● THE DATA
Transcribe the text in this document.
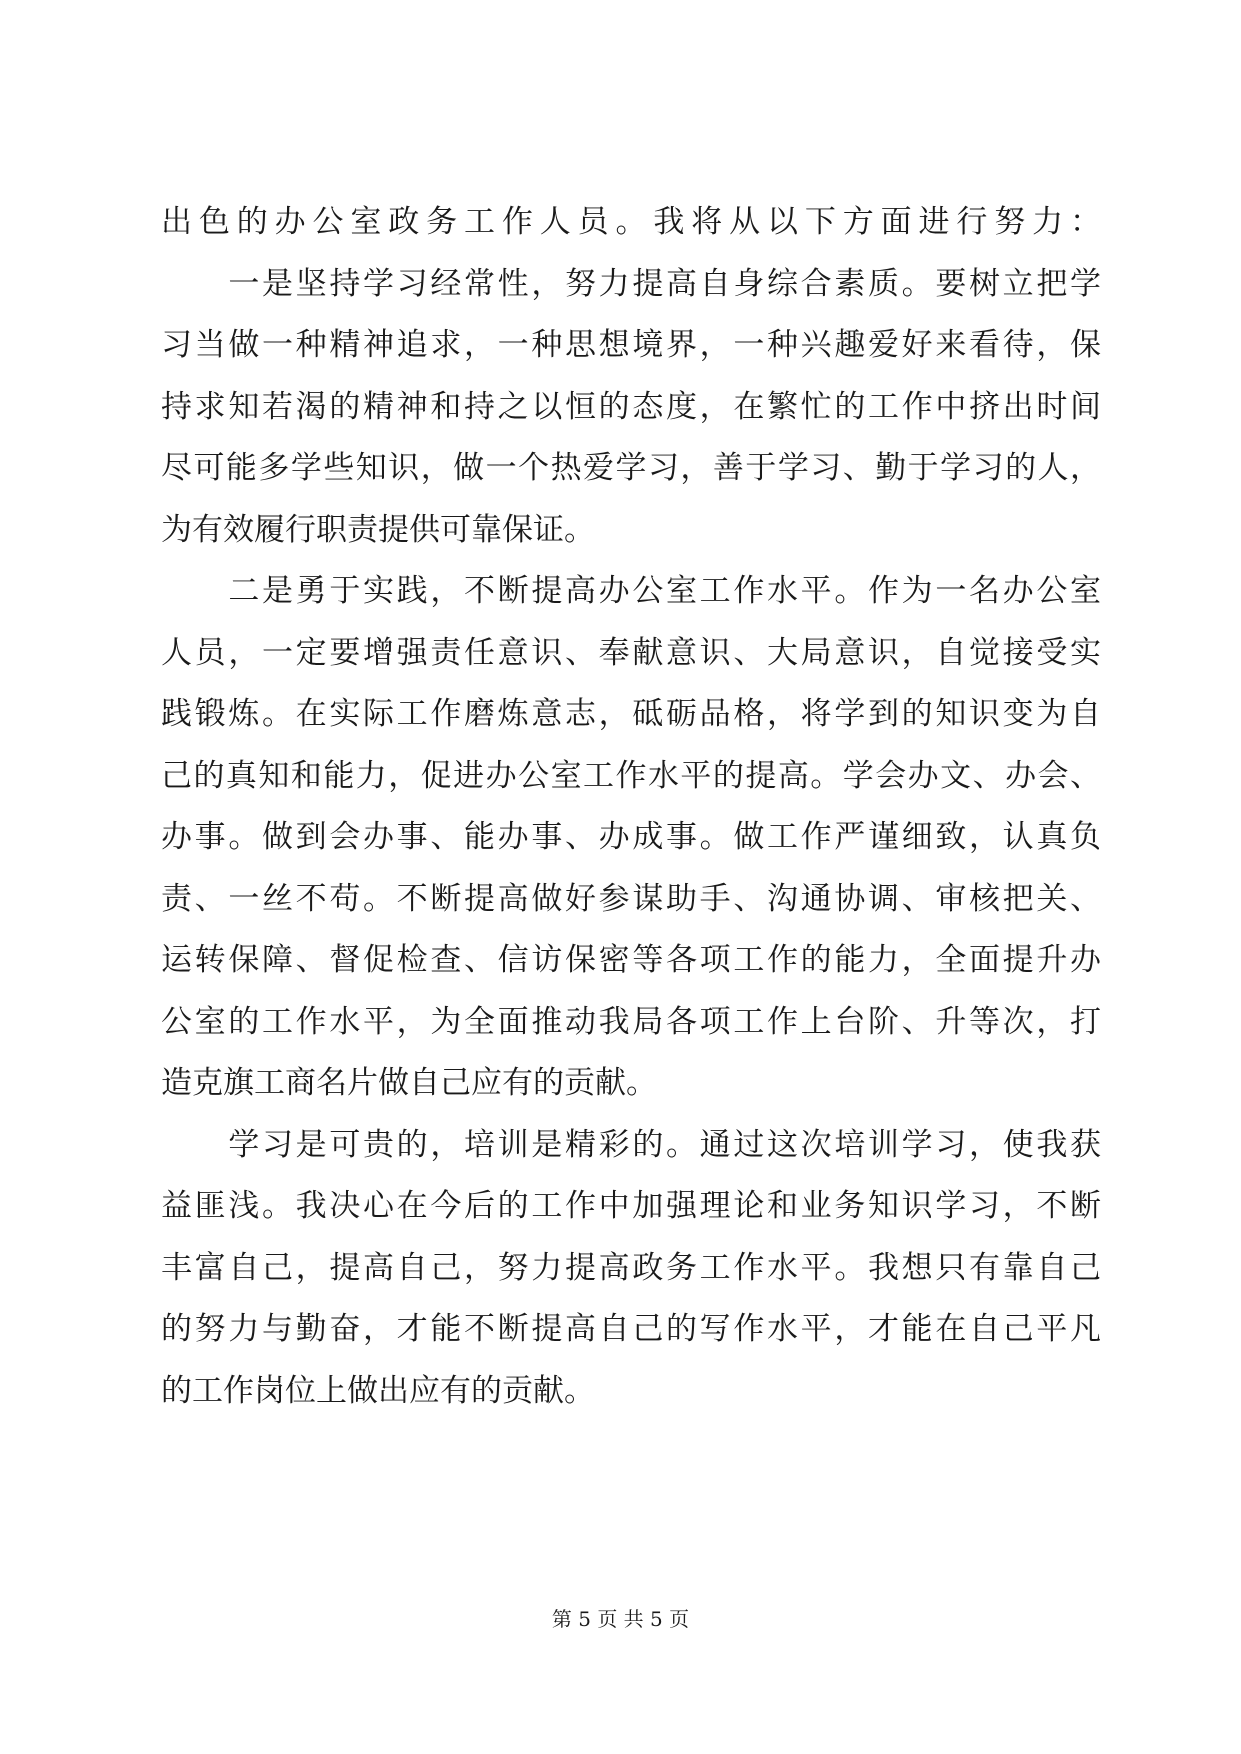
出色的办公室政务工作人员。我将从以下方面进行努力：
　　一是坚持学习经常性，努力提高自身综合素质。要树立把学
习当做一种精神追求，一种思想境界，一种兴趣爱好来看待，保
持求知若渴的精神和持之以恒的态度，在繁忙的工作中挤出时间
尽可能多学些知识，做一个热爱学习，善于学习、勤于学习的人，
为有效履行职责提供可靠保证。
　　二是勇于实践，不断提高办公室工作水平。作为一名办公室
人员，一定要增强责任意识、奉献意识、大局意识，自觉接受实
践锻炼。在实际工作磨炼意志，砥砺品格，将学到的知识变为自
己的真知和能力，促进办公室工作水平的提高。学会办文、办会、
办事。做到会办事、能办事、办成事。做工作严谨细致，认真负
责、一丝不苟。不断提高做好参谋助手、沟通协调、审核把关、
运转保障、督促检查、信访保密等各项工作的能力，全面提升办
公室的工作水平，为全面推动我局各项工作上台阶、升等次，打
造克旗工商名片做自己应有的贡献。
　　学习是可贵的，培训是精彩的。通过这次培训学习，使我获
益匪浅。我决心在今后的工作中加强理论和业务知识学习，不断
丰富自己，提高自己，努力提高政务工作水平。我想只有靠自己
的努力与勤奋，才能不断提高自己的写作水平，才能在自己平凡
的工作岗位上做出应有的贡献。
第 5 页 共 5 页
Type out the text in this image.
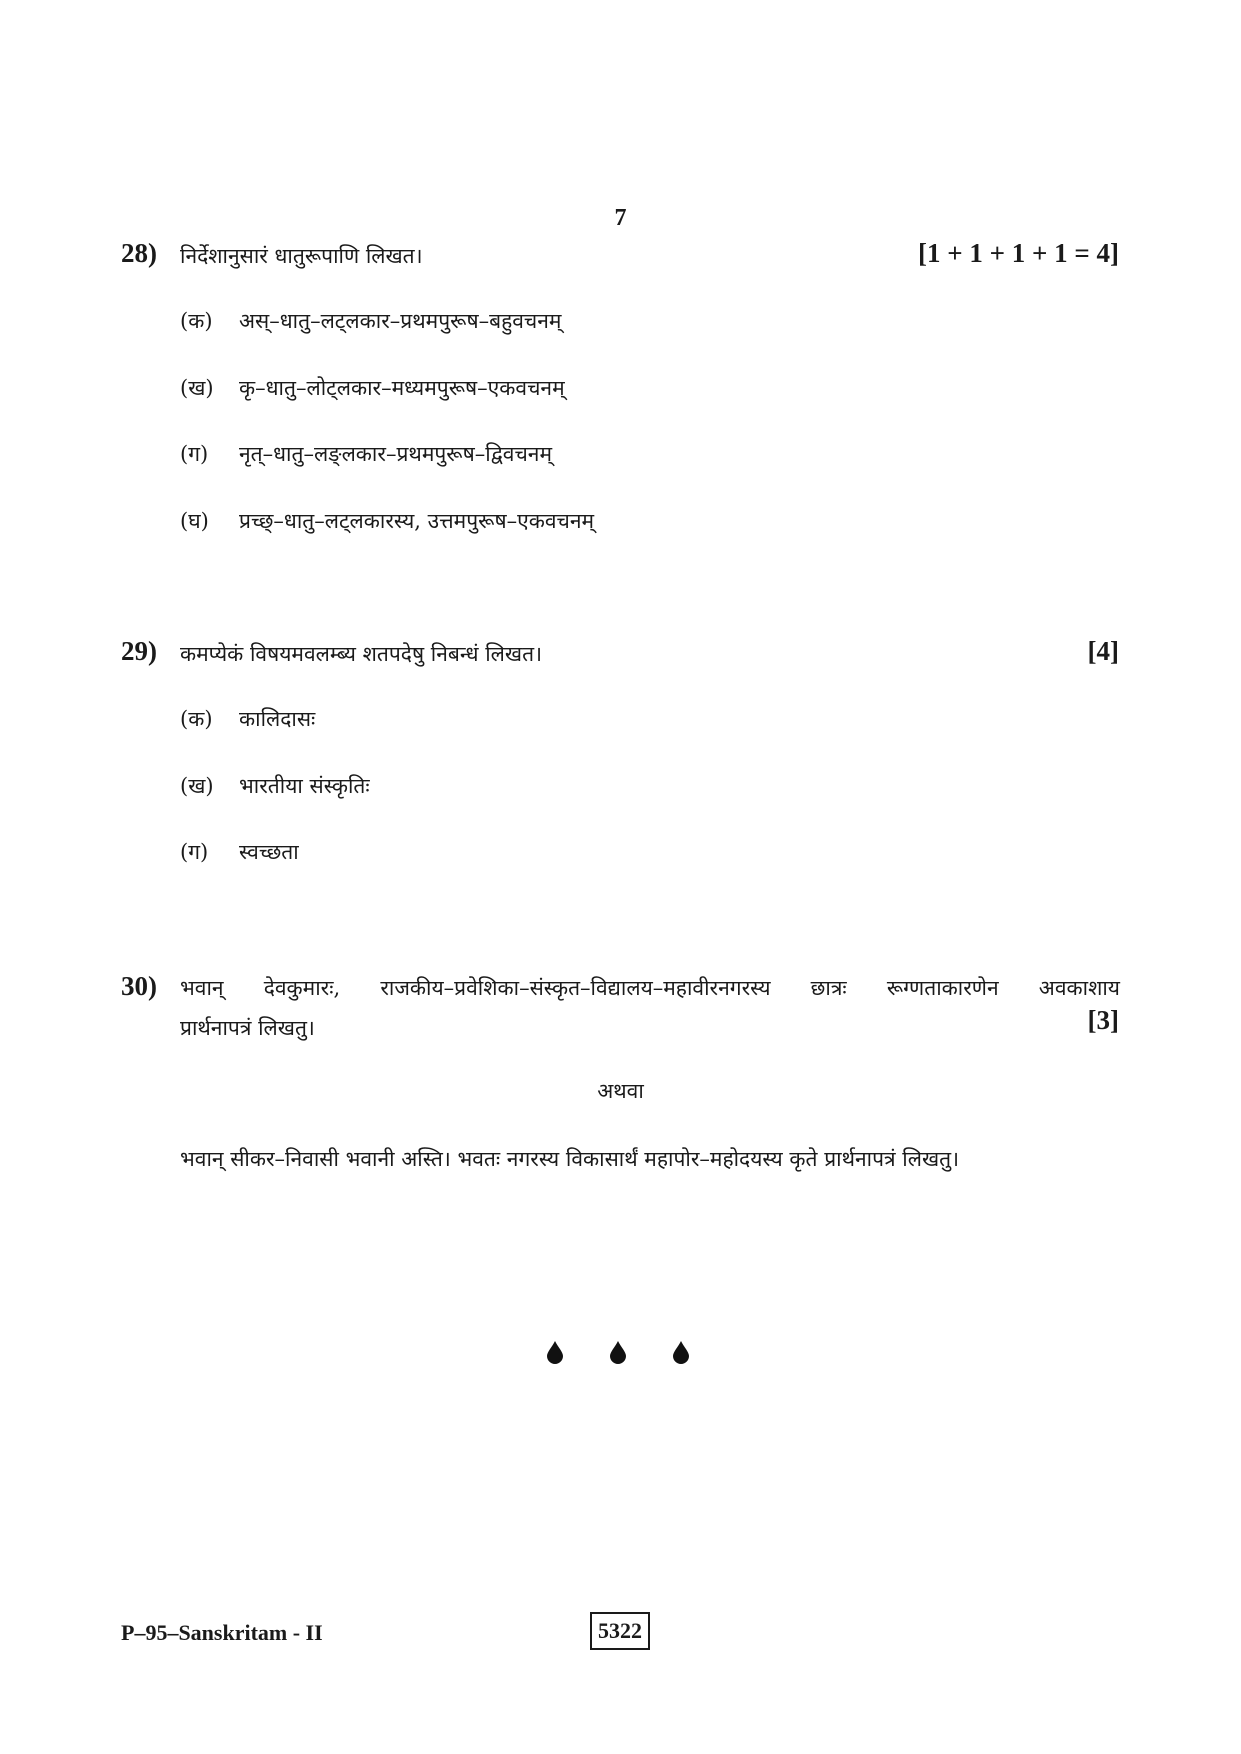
7
28) निर्देशानुसारं धातुरूपाणि लिखत।	[1 + 1 + 1 + 1 = 4]
(क) अस्–धातु–लट्लकार–प्रथमपुरूष–बहुवचनम्
(ख) कृ–धातु–लोट्लकार–मध्यमपुरूष–एकवचनम्
(ग) नृत्–धातु–लङ्लकार–प्रथमपुरूष–द्विवचनम्
(घ) प्रच्छ्–धातु–लट्लकारस्य, उत्तमपुरूष–एकवचनम्
29) कमप्येकं विषयमवलम्ब्य शतपदेषु निबन्धं लिखत।	[4]
(क) कालिदासः
(ख) भारतीया संस्कृतिः
(ग) स्वच्छता
30) भवान् देवकुमारः, राजकीय–प्रवेशिका–संस्कृत–विद्यालय–महावीरनगरस्य छात्रः रूग्णताकारणेन अवकाशाय
प्रार्थनापत्रं लिखतु।	[3]
अथवा
भवान् सीकर–निवासी भवानी अस्ति। भवतः नगरस्य विकासार्थं महापोर–महोदयस्य कृते प्रार्थनापत्रं लिखतु।
P–95–Sanskritam - II	5322
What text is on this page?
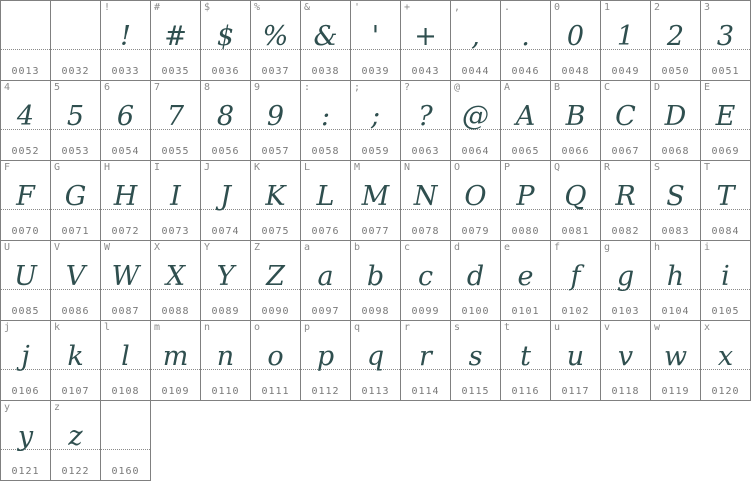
0013	0032
!
!
0033
#
#
0035
$
$
0036
%
%
0037
&
&
0038
'
'
0039
+
+
0043
,
,
0044
.
.
0046
0
0
0048
1
1
0049
2
2
0050
3
3
0051
4
4
0052
5
5
0053
6
6
0054
7
7
0055
8
8
0056
9
9
0057
:
:
0058
;
;
0059
?
?
0063
@
@
0064
A
A
0065
B
B
0066
C
C
0067
D
D
0068
E
E
0069
F
F
0070
G
G
0071
H
H
0072
I
I
0073
J
J
0074
K
K
0075
L
L
0076
M
M
0077
N
N
0078
O
O
0079
P
P
0080
Q
Q
0081
R
R
0082
S
S
0083
T
T
0084
U
U
0085
V
V
0086
W
W
0087
X
X
0088
Y
Y
0089
Z
Z
0090
a
a
0097
b
b
0098
c
c
0099
d
d
0100
e
e
0101
f
f
0102
g
g
0103
h
h
0104
i
i
0105
j
j
0106
k
k
0107
l
l
0108
m
m
0109
n
n
0110
o
o
0111
p
p
0112
q
q
0113
r
r
0114
s
s
0115
t
t
0116
u
u
0117
v
v
0118
w
w
0119
x
x
0120
y
y
0121
z
z
0122	0160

● TO DO
Reproduce exactly and only the lines from the one with "What text is on this page?" through the last entry, both included, excluding every picture.

● RESPONSE FOR THIS EXERCISE
What text is on this page?
0013	0032
!
!
0033
#
#
0035
$
$
0036
%
%
0037
&
&
0038
'
'
0039
+
+
0043
,
,
0044
.
.
0046
0
0
0048
1
1
0049
2
2
0050
3
3
0051
4
4
0052
5
5
0053
6
6
0054
7
7
0055
8
8
0056
9
9
0057
:
:
0058
;
;
0059
?
?
0063
@
@
0064
A
A
0065
B
B
0066
C
C
0067
D
D
0068
E
E
0069
F
F
0070
G
G
0071
H
H
0072
I
I
0073
J
J
0074
K
K
0075
L
L
0076
M
M
0077
N
N
0078
O
O
0079
P
P
0080
Q
Q
0081
R
R
0082
S
S
0083
T
T
0084
U
U
0085
V
V
0086
W
W
0087
X
X
0088
Y
Y
0089
Z
Z
0090
a
a
0097
b
b
0098
c
c
0099
d
d
0100
e
e
0101
f
f
0102
g
g
0103
h
h
0104
i
i
0105
j
j
0106
k
k
0107
l
l
0108
m
m
0109
n
n
0110
o
o
0111
p
p
0112
q
q
0113
r
r
0114
s
s
0115
t
t
0116
u
u
0117
v
v
0118
w
w
0119
x
x
0120
y
y
0121
z
z
0122	0160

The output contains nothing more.